START Data extract

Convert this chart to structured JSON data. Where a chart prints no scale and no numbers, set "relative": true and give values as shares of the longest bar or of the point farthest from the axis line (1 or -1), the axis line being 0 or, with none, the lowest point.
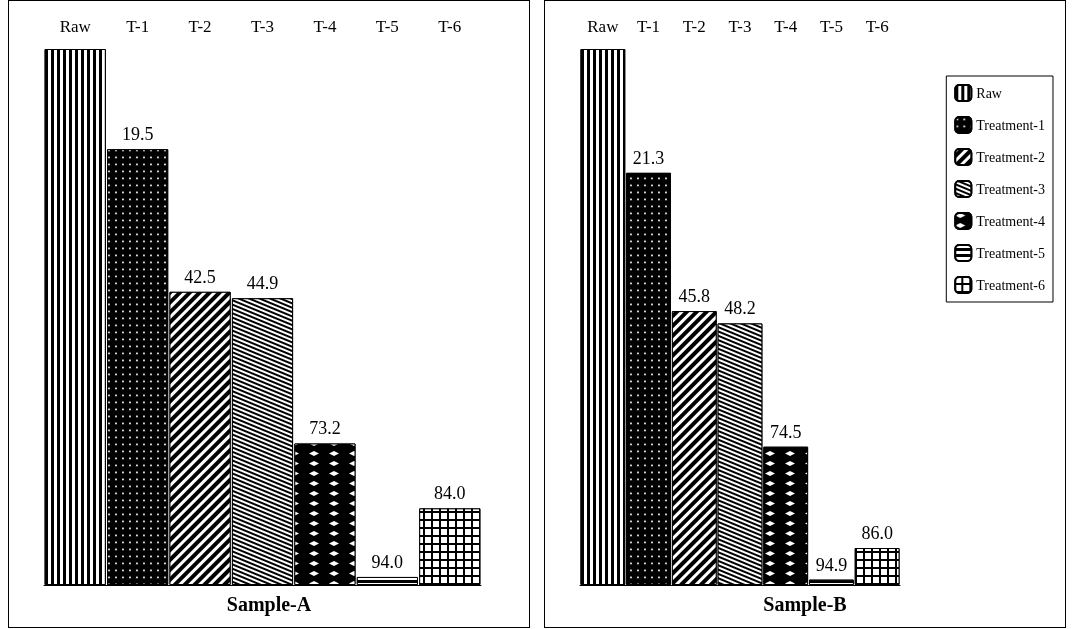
{
  "chart_data": [
    {
      "type": "bar",
      "title": "Sample-A",
      "relative": true,
      "categories": [
        "Raw",
        "T-1",
        "T-2",
        "T-3",
        "T-4",
        "T-5",
        "T-6"
      ],
      "values": [
        1,
        0.813,
        0.547,
        0.535,
        0.264,
        0.015,
        0.143
      ],
      "colors": [
        "#000000",
        "#000000",
        "#000000",
        "#000000",
        "#000000",
        "#000000",
        "#000000"
      ],
      "annotations": [
        "19.5",
        "42.5",
        "44.9",
        "73.2",
        "94.0",
        "84.0"
      ]
    },
    {
      "type": "bar",
      "title": "Sample-B",
      "relative": true,
      "legend": "top right",
      "categories": [
        "Raw",
        "T-1",
        "T-2",
        "T-3",
        "T-4",
        "T-5",
        "T-6"
      ],
      "series": [
        {
          "name": "Raw",
          "color": "#000000",
          "values": [
            1,
            null,
            null,
            null,
            null,
            null,
            null
          ]
        },
        {
          "name": "Treatment-1",
          "color": "#000000",
          "values": [
            null,
            0.769,
            null,
            null,
            null,
            null,
            null
          ]
        },
        {
          "name": "Treatment-2",
          "color": "#000000",
          "values": [
            null,
            null,
            0.511,
            null,
            null,
            null,
            null
          ]
        },
        {
          "name": "Treatment-3",
          "color": "#000000",
          "values": [
            null,
            null,
            null,
            0.488,
            null,
            null,
            null
          ]
        },
        {
          "name": "Treatment-4",
          "color": "#000000",
          "values": [
            null,
            null,
            null,
            null,
            0.258,
            null,
            null
          ]
        },
        {
          "name": "Treatment-5",
          "color": "#000000",
          "values": [
            null,
            null,
            null,
            null,
            null,
            0.01,
            null
          ]
        },
        {
          "name": "Treatment-6",
          "color": "#000000",
          "values": [
            null,
            null,
            null,
            null,
            null,
            null,
            0.069
          ]
        }
      ],
      "annotations": [
        "21.3",
        "45.8",
        "48.2",
        "74.5",
        "94.9",
        "86.0"
      ]
    }
  ]
}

END Data extract

Directions:
Search the data above for the string "Treatment" and copy each line that has it.

Answer for this exercise:
          "name": "Treatment-1",
          "name": "Treatment-2",
          "name": "Treatment-3",
          "name": "Treatment-4",
          "name": "Treatment-5",
          "name": "Treatment-6",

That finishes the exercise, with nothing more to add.